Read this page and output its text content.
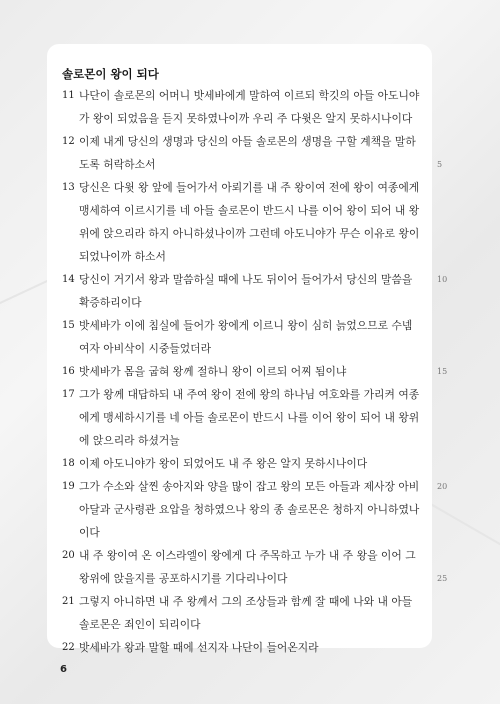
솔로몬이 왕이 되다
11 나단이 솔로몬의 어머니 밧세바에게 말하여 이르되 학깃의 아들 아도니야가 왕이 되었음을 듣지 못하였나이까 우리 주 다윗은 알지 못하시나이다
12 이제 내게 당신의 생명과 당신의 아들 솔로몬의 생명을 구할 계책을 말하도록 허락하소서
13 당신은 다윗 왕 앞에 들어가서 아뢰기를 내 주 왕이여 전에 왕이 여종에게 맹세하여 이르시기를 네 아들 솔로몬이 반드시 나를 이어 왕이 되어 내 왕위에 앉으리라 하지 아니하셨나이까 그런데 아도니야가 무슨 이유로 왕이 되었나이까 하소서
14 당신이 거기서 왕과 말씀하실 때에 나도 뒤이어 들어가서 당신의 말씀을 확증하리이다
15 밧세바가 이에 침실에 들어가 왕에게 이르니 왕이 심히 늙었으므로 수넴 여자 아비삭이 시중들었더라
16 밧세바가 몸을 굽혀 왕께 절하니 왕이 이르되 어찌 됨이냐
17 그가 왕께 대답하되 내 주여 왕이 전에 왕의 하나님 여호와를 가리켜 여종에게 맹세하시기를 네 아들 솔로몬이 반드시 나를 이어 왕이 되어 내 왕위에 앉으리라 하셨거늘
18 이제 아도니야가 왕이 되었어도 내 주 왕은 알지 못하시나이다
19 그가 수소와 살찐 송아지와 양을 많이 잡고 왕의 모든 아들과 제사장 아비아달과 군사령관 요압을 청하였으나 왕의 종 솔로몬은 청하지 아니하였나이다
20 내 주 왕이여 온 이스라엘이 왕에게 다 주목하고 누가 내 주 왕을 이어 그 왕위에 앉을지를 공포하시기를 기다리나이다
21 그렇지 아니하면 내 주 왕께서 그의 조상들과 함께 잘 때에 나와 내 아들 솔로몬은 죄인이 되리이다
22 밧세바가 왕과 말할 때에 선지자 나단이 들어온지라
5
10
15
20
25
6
+===+
**Directions for this task**
Restate the whole of the material word for word without the pictures.

**Task answer**
Read this page and output its text content.
솔로몬이 왕이 되다
11 나단이 솔로몬의 어머니 밧세바에게 말하여 이르되 학깃의 아들 아도니야가 왕이 되었음을 듣지 못하였나이까 우리 주 다윗은 알지 못하시나이다
12 이제 내게 당신의 생명과 당신의 아들 솔로몬의 생명을 구할 계책을 말하도록 허락하소서
13 당신은 다윗 왕 앞에 들어가서 아뢰기를 내 주 왕이여 전에 왕이 여종에게 맹세하여 이르시기를 네 아들 솔로몬이 반드시 나를 이어 왕이 되어 내 왕위에 앉으리라 하지 아니하셨나이까 그런데 아도니야가 무슨 이유로 왕이 되었나이까 하소서
14 당신이 거기서 왕과 말씀하실 때에 나도 뒤이어 들어가서 당신의 말씀을 확증하리이다
15 밧세바가 이에 침실에 들어가 왕에게 이르니 왕이 심히 늙었으므로 수넴 여자 아비삭이 시중들었더라
16 밧세바가 몸을 굽혀 왕께 절하니 왕이 이르되 어찌 됨이냐
17 그가 왕께 대답하되 내 주여 왕이 전에 왕의 하나님 여호와를 가리켜 여종에게 맹세하시기를 네 아들 솔로몬이 반드시 나를 이어 왕이 되어 내 왕위에 앉으리라 하셨거늘
18 이제 아도니야가 왕이 되었어도 내 주 왕은 알지 못하시나이다
19 그가 수소와 살찐 송아지와 양을 많이 잡고 왕의 모든 아들과 제사장 아비아달과 군사령관 요압을 청하였으나 왕의 종 솔로몬은 청하지 아니하였나이다
20 내 주 왕이여 온 이스라엘이 왕에게 다 주목하고 누가 내 주 왕을 이어 그 왕위에 앉을지를 공포하시기를 기다리나이다
21 그렇지 아니하면 내 주 왕께서 그의 조상들과 함께 잘 때에 나와 내 아들 솔로몬은 죄인이 되리이다
22 밧세바가 왕과 말할 때에 선지자 나단이 들어온지라
5
10
15
20
25
6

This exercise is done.